GOAL: Restate the full set of records exactly, without adding or dropping a word.

DATA EXCERPTS:
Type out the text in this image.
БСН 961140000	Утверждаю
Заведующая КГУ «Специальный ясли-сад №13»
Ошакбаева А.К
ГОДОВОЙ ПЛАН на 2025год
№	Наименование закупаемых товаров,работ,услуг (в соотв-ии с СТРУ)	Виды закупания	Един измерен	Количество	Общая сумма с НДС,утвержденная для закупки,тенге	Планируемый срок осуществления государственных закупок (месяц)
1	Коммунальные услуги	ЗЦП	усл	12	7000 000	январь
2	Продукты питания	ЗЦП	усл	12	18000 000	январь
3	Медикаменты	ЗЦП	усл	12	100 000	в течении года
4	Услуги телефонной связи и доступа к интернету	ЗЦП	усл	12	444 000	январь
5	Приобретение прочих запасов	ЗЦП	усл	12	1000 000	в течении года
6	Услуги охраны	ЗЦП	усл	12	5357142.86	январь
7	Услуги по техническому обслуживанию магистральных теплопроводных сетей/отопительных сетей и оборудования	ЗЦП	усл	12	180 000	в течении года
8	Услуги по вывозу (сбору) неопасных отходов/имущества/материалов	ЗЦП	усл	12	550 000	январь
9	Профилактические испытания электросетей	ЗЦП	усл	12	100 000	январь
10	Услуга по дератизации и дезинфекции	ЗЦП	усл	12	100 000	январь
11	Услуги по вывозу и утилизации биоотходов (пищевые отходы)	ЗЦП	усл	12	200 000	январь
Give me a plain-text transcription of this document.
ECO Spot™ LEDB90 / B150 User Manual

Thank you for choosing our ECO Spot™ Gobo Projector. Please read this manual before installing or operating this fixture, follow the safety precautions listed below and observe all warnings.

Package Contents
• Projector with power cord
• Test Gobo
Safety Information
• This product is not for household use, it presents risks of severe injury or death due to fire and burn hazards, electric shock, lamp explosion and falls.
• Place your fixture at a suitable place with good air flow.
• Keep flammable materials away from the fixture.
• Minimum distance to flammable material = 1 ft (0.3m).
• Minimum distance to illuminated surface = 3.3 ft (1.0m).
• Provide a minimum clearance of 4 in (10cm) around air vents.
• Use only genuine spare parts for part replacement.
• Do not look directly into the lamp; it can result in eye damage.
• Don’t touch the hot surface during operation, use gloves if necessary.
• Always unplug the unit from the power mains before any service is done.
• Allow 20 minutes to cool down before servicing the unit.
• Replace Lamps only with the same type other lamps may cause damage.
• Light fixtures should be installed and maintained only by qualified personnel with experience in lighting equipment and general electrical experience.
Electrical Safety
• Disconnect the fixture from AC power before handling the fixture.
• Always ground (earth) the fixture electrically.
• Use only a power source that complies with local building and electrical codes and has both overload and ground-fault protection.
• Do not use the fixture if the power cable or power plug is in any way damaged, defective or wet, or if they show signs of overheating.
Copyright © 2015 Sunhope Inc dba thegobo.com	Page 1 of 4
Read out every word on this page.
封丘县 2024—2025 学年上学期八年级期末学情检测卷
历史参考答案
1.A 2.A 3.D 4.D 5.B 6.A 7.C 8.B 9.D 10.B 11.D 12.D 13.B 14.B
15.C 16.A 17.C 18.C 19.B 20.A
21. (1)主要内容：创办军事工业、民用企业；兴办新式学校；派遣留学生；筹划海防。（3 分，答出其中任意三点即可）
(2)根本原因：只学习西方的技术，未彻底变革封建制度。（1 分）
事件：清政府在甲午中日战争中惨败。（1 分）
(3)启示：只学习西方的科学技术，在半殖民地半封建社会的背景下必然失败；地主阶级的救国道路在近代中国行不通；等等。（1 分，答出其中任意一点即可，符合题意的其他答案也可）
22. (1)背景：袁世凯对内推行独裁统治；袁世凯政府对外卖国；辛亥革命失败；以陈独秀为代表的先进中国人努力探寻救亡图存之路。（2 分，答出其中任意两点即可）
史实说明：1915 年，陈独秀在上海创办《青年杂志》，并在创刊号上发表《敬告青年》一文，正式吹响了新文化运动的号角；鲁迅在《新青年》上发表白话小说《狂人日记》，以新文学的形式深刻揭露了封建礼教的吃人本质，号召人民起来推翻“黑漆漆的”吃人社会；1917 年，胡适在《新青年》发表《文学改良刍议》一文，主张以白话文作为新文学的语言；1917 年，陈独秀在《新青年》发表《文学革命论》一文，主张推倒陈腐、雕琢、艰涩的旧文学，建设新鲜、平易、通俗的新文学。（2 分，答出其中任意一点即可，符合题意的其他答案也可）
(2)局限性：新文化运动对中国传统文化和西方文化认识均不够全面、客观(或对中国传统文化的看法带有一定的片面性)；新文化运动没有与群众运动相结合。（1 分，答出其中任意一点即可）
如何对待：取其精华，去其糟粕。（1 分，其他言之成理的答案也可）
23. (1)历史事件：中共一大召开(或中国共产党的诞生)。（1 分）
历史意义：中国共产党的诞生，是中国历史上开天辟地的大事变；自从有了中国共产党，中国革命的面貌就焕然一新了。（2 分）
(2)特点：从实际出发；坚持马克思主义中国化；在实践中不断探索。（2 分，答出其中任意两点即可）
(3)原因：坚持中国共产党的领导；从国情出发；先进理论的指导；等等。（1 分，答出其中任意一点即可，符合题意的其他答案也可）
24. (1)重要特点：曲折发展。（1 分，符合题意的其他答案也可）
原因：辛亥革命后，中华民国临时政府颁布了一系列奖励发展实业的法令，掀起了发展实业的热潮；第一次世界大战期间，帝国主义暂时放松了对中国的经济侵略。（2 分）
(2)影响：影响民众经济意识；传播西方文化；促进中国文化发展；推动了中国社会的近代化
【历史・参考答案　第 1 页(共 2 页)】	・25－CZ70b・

ANSWER TO THIS EXERCISE:
Type out the text in this image.
БСН 961140000	Утверждаю
Заведующая КГУ «Специальный ясли-сад №13»
Ошакбаева А.К
ГОДОВОЙ ПЛАН на 2025год
№	Наименование закупаемых товаров,работ,услуг (в соотв-ии с СТРУ)	Виды закупания	Един измерен	Количество	Общая сумма с НДС,утвержденная для закупки,тенге	Планируемый срок осуществления государственных закупок (месяц)
1	Коммунальные услуги	ЗЦП	усл	12	7000 000	январь
2	Продукты питания	ЗЦП	усл	12	18000 000	январь
3	Медикаменты	ЗЦП	усл	12	100 000	в течении года
4	Услуги телефонной связи и доступа к интернету	ЗЦП	усл	12	444 000	январь
5	Приобретение прочих запасов	ЗЦП	усл	12	1000 000	в течении года
6	Услуги охраны	ЗЦП	усл	12	5357142.86	январь
7	Услуги по техническому обслуживанию магистральных теплопроводных сетей/отопительных сетей и оборудования	ЗЦП	усл	12	180 000	в течении года
8	Услуги по вывозу (сбору) неопасных отходов/имущества/материалов	ЗЦП	усл	12	550 000	январь
9	Профилактические испытания электросетей	ЗЦП	усл	12	100 000	январь
10	Услуга по дератизации и дезинфекции	ЗЦП	усл	12	100 000	январь
11	Услуги по вывозу и утилизации биоотходов (пищевые отходы)	ЗЦП	усл	12	200 000	январь
Give me a plain-text transcription of this document.
ECO Spot™ LEDB90 / B150 User Manual

Thank you for choosing our ECO Spot™ Gobo Projector. Please read this manual before installing or operating this fixture, follow the safety precautions listed below and observe all warnings.

Package Contents
• Projector with power cord
• Test Gobo
Safety Information
• This product is not for household use, it presents risks of severe injury or death due to fire and burn hazards, electric shock, lamp explosion and falls.
• Place your fixture at a suitable place with good air flow.
• Keep flammable materials away from the fixture.
• Minimum distance to flammable material = 1 ft (0.3m).
• Minimum distance to illuminated surface = 3.3 ft (1.0m).
• Provide a minimum clearance of 4 in (10cm) around air vents.
• Use only genuine spare parts for part replacement.
• Do not look directly into the lamp; it can result in eye damage.
• Don’t touch the hot surface during operation, use gloves if necessary.
• Always unplug the unit from the power mains before any service is done.
• Allow 20 minutes to cool down before servicing the unit.
• Replace Lamps only with the same type other lamps may cause damage.
• Light fixtures should be installed and maintained only by qualified personnel with experience in lighting equipment and general electrical experience.
Electrical Safety
• Disconnect the fixture from AC power before handling the fixture.
• Always ground (earth) the fixture electrically.
• Use only a power source that complies with local building and electrical codes and has both overload and ground-fault protection.
• Do not use the fixture if the power cable or power plug is in any way damaged, defective or wet, or if they show signs of overheating.
Copyright © 2015 Sunhope Inc dba thegobo.com	Page 1 of 4
Read out every word on this page.
封丘县 2024—2025 学年上学期八年级期末学情检测卷
历史参考答案
1.A 2.A 3.D 4.D 5.B 6.A 7.C 8.B 9.D 10.B 11.D 12.D 13.B 14.B
15.C 16.A 17.C 18.C 19.B 20.A
21. (1)主要内容：创办军事工业、民用企业；兴办新式学校；派遣留学生；筹划海防。（3 分，答出其中任意三点即可）
(2)根本原因：只学习西方的技术，未彻底变革封建制度。（1 分）
事件：清政府在甲午中日战争中惨败。（1 分）
(3)启示：只学习西方的科学技术，在半殖民地半封建社会的背景下必然失败；地主阶级的救国道路在近代中国行不通；等等。（1 分，答出其中任意一点即可，符合题意的其他答案也可）
22. (1)背景：袁世凯对内推行独裁统治；袁世凯政府对外卖国；辛亥革命失败；以陈独秀为代表的先进中国人努力探寻救亡图存之路。（2 分，答出其中任意两点即可）
史实说明：1915 年，陈独秀在上海创办《青年杂志》，并在创刊号上发表《敬告青年》一文，正式吹响了新文化运动的号角；鲁迅在《新青年》上发表白话小说《狂人日记》，以新文学的形式深刻揭露了封建礼教的吃人本质，号召人民起来推翻“黑漆漆的”吃人社会；1917 年，胡适在《新青年》发表《文学改良刍议》一文，主张以白话文作为新文学的语言；1917 年，陈独秀在《新青年》发表《文学革命论》一文，主张推倒陈腐、雕琢、艰涩的旧文学，建设新鲜、平易、通俗的新文学。（2 分，答出其中任意一点即可，符合题意的其他答案也可）
(2)局限性：新文化运动对中国传统文化和西方文化认识均不够全面、客观(或对中国传统文化的看法带有一定的片面性)；新文化运动没有与群众运动相结合。（1 分，答出其中任意一点即可）
如何对待：取其精华，去其糟粕。（1 分，其他言之成理的答案也可）
23. (1)历史事件：中共一大召开(或中国共产党的诞生)。（1 分）
历史意义：中国共产党的诞生，是中国历史上开天辟地的大事变；自从有了中国共产党，中国革命的面貌就焕然一新了。（2 分）
(2)特点：从实际出发；坚持马克思主义中国化；在实践中不断探索。（2 分，答出其中任意两点即可）
(3)原因：坚持中国共产党的领导；从国情出发；先进理论的指导；等等。（1 分，答出其中任意一点即可，符合题意的其他答案也可）
24. (1)重要特点：曲折发展。（1 分，符合题意的其他答案也可）
原因：辛亥革命后，中华民国临时政府颁布了一系列奖励发展实业的法令，掀起了发展实业的热潮；第一次世界大战期间，帝国主义暂时放松了对中国的经济侵略。（2 分）
(2)影响：影响民众经济意识；传播西方文化；促进中国文化发展；推动了中国社会的近代化
【历史・参考答案　第 1 页(共 2 页)】	・25－CZ70b・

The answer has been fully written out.